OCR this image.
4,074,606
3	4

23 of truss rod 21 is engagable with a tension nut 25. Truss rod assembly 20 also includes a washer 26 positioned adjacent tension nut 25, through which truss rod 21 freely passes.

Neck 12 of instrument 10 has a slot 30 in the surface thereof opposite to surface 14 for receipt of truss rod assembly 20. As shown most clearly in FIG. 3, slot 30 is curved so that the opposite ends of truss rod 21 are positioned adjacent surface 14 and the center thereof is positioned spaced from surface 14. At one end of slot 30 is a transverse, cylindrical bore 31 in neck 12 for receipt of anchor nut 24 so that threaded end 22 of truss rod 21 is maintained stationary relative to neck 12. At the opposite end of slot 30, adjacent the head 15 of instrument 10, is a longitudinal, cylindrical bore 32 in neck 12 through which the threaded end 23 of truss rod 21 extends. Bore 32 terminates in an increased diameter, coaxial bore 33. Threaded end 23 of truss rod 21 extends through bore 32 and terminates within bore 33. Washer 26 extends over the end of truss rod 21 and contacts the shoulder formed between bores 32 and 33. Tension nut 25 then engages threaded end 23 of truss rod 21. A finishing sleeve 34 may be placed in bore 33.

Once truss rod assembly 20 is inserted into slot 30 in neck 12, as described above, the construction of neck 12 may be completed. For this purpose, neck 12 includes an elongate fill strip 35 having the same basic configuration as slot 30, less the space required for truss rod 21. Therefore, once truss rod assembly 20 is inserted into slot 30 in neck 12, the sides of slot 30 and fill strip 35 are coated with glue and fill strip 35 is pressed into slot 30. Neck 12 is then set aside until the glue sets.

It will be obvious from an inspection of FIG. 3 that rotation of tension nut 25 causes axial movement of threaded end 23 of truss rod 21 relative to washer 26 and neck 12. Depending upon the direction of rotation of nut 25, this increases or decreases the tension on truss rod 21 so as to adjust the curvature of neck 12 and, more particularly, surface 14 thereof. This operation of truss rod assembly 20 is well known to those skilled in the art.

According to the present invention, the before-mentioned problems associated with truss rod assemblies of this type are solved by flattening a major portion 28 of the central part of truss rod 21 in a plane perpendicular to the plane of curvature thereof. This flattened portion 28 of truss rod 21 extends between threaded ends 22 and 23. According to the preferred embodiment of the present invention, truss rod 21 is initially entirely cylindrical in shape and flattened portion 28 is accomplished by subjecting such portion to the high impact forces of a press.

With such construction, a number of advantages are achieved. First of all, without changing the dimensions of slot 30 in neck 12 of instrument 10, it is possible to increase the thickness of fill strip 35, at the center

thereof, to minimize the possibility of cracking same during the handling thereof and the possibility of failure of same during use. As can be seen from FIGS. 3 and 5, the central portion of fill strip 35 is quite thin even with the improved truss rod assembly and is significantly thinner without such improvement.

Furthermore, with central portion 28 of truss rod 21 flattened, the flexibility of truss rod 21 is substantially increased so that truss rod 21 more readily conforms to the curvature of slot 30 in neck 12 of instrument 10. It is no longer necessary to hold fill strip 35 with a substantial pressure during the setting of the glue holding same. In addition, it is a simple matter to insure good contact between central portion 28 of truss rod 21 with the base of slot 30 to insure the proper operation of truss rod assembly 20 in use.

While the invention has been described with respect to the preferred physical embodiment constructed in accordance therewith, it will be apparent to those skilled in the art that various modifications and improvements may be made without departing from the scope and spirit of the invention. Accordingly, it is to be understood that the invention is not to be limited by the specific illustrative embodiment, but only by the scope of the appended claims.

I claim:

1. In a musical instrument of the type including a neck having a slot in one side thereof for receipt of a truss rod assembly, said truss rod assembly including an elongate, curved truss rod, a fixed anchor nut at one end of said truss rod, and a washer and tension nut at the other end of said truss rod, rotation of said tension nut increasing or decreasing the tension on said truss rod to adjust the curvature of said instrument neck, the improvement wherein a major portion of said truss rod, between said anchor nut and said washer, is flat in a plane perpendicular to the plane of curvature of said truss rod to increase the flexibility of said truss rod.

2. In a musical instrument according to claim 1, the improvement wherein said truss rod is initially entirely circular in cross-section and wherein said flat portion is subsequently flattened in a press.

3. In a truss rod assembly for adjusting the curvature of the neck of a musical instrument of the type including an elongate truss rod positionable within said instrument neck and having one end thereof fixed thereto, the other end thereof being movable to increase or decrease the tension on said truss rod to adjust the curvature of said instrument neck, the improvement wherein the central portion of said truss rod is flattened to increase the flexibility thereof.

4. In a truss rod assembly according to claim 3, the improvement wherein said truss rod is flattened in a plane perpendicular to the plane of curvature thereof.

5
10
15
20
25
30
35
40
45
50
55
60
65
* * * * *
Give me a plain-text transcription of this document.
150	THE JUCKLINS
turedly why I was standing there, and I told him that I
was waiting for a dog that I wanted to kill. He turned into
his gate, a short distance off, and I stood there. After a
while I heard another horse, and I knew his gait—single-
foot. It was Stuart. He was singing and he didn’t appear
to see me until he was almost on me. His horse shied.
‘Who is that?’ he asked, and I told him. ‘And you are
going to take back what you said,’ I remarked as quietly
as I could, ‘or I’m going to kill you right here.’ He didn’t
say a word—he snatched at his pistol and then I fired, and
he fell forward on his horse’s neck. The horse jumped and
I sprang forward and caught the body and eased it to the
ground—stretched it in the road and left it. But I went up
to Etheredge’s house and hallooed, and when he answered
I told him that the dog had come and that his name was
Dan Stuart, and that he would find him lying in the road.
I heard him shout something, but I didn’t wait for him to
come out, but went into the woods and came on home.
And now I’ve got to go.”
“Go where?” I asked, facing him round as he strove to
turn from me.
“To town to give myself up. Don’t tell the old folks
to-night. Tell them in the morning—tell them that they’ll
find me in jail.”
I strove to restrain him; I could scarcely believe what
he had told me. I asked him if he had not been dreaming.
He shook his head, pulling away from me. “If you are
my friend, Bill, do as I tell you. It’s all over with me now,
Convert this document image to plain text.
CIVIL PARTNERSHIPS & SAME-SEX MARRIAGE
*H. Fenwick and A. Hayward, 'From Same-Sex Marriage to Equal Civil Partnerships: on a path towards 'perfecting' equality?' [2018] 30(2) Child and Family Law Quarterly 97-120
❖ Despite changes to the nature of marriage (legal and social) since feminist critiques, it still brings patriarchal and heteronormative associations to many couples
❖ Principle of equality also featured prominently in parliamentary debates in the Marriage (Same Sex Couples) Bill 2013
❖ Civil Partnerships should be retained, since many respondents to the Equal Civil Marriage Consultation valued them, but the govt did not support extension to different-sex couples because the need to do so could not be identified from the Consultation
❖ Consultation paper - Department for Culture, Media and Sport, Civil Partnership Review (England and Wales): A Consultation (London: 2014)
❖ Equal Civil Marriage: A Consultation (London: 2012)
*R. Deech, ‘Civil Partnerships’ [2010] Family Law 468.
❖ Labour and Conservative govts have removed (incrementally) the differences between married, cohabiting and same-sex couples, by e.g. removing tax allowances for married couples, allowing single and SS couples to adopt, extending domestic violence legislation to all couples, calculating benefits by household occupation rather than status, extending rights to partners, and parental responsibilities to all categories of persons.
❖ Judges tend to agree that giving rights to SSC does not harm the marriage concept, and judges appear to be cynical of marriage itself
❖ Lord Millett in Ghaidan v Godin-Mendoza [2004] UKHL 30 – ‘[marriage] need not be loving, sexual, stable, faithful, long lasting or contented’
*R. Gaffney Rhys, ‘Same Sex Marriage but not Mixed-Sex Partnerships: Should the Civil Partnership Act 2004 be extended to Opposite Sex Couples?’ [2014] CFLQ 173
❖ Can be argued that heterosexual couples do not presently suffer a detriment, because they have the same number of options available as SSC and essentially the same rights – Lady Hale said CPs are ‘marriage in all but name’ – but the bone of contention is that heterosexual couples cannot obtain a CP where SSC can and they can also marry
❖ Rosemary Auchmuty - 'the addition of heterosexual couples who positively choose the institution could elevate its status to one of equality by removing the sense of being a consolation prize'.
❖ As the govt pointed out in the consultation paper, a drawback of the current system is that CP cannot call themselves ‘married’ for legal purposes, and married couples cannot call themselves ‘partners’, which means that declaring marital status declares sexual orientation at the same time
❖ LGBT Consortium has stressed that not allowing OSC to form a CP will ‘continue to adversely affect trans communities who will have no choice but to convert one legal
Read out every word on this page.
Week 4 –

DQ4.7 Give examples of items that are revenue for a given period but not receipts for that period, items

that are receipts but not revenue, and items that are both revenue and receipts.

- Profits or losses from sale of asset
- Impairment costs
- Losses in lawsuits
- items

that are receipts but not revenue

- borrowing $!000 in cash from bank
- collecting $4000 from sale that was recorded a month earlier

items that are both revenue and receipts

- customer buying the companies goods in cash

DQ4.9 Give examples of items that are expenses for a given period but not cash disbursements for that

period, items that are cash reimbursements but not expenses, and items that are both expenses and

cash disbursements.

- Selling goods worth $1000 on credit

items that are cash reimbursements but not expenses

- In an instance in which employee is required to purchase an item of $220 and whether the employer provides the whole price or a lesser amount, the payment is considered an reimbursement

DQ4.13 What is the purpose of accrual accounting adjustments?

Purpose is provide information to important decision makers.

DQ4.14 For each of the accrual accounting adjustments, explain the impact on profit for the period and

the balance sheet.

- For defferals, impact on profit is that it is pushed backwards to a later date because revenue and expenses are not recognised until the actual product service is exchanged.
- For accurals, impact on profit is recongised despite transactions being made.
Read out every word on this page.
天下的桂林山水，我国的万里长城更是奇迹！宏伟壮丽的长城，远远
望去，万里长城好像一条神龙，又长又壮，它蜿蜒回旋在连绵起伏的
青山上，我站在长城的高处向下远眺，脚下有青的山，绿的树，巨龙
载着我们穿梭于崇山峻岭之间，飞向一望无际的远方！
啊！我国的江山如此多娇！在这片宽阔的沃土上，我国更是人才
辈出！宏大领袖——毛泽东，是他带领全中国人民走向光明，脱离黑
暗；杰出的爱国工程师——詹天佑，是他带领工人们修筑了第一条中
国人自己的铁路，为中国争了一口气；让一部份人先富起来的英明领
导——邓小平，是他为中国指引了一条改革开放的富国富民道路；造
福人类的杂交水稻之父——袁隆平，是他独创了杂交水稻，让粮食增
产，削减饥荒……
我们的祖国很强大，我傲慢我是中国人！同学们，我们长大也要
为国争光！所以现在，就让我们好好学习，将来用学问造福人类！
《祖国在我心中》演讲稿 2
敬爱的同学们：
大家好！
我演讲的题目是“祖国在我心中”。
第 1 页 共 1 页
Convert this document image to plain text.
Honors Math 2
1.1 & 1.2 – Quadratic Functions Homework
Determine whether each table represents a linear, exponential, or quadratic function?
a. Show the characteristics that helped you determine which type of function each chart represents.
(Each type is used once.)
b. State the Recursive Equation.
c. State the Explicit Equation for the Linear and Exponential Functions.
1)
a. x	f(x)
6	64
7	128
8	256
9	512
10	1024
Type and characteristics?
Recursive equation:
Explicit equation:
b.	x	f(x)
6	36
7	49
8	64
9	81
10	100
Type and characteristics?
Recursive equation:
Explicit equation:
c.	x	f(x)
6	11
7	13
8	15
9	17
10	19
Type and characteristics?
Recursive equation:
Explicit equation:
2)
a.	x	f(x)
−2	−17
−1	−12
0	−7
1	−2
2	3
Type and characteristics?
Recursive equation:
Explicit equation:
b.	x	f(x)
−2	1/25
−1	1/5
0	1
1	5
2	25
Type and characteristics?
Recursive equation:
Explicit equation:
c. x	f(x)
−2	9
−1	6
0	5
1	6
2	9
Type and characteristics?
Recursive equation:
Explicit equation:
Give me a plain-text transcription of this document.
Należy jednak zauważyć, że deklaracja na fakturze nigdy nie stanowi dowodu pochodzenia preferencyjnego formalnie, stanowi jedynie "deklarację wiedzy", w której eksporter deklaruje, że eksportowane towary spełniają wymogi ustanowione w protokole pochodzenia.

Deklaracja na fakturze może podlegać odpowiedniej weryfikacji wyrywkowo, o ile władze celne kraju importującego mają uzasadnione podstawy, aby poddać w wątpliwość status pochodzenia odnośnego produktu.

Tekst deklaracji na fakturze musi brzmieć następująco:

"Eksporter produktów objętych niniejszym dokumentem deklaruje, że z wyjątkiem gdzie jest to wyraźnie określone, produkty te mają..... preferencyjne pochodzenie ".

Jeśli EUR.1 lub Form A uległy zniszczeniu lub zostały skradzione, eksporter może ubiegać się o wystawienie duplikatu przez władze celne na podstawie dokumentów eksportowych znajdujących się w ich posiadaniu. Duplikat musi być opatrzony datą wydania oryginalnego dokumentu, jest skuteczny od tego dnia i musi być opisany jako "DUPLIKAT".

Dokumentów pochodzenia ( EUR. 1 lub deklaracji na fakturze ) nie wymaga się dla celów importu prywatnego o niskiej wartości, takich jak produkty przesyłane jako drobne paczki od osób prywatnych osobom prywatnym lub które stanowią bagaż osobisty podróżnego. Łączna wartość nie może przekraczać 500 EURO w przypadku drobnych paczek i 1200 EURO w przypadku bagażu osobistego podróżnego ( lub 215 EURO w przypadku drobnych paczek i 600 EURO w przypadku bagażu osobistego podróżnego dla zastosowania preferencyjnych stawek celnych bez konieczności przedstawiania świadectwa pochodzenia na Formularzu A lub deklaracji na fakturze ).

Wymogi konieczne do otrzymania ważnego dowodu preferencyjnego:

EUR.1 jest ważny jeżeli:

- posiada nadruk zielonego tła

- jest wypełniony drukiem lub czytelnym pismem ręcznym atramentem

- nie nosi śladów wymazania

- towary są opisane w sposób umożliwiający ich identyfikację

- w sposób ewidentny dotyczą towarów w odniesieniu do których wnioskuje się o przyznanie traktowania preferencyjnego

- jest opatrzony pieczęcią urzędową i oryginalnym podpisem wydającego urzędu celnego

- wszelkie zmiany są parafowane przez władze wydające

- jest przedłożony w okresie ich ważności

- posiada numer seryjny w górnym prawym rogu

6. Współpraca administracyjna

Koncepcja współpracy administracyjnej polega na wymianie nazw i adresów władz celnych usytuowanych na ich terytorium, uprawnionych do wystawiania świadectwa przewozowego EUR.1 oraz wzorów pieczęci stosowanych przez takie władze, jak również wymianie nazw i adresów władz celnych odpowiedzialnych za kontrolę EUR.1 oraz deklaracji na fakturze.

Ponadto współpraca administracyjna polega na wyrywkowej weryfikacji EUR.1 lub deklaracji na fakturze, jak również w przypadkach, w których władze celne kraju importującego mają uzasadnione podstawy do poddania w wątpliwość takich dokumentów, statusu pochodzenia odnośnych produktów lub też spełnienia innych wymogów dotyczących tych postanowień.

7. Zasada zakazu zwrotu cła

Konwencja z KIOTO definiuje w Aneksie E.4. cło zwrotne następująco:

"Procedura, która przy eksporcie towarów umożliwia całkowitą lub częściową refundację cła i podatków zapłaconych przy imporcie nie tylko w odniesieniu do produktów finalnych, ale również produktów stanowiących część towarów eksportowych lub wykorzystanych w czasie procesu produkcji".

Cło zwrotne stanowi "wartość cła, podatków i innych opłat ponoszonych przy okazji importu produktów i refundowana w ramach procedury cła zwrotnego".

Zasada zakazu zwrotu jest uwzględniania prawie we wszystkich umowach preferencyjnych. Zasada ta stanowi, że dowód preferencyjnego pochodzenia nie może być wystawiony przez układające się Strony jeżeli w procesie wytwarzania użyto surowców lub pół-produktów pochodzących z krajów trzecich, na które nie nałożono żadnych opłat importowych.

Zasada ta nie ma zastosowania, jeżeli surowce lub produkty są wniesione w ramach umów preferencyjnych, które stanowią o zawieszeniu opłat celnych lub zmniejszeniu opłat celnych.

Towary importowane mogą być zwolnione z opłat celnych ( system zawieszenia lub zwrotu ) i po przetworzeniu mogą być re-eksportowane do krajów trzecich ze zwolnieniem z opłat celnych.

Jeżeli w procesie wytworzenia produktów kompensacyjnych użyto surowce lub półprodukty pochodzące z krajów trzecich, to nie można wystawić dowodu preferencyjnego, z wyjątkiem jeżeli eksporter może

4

**WHAT THIS TASK INVOLVES:**
Copy out every line that includes the word "surowce".

**EXERCISE RESULT:**
Zasada ta nie ma zastosowania, jeżeli surowce lub produkty są wniesione w ramach umów preferencyjnych, które stanowią o zawieszeniu opłat celnych lub zmniejszeniu opłat celnych.
Jeżeli w procesie wytworzenia produktów kompensacyjnych użyto surowce lub półprodukty pochodzące z krajów trzecich, to nie można wystawić dowodu preferencyjnego, z wyjątkiem jeżeli eksporter może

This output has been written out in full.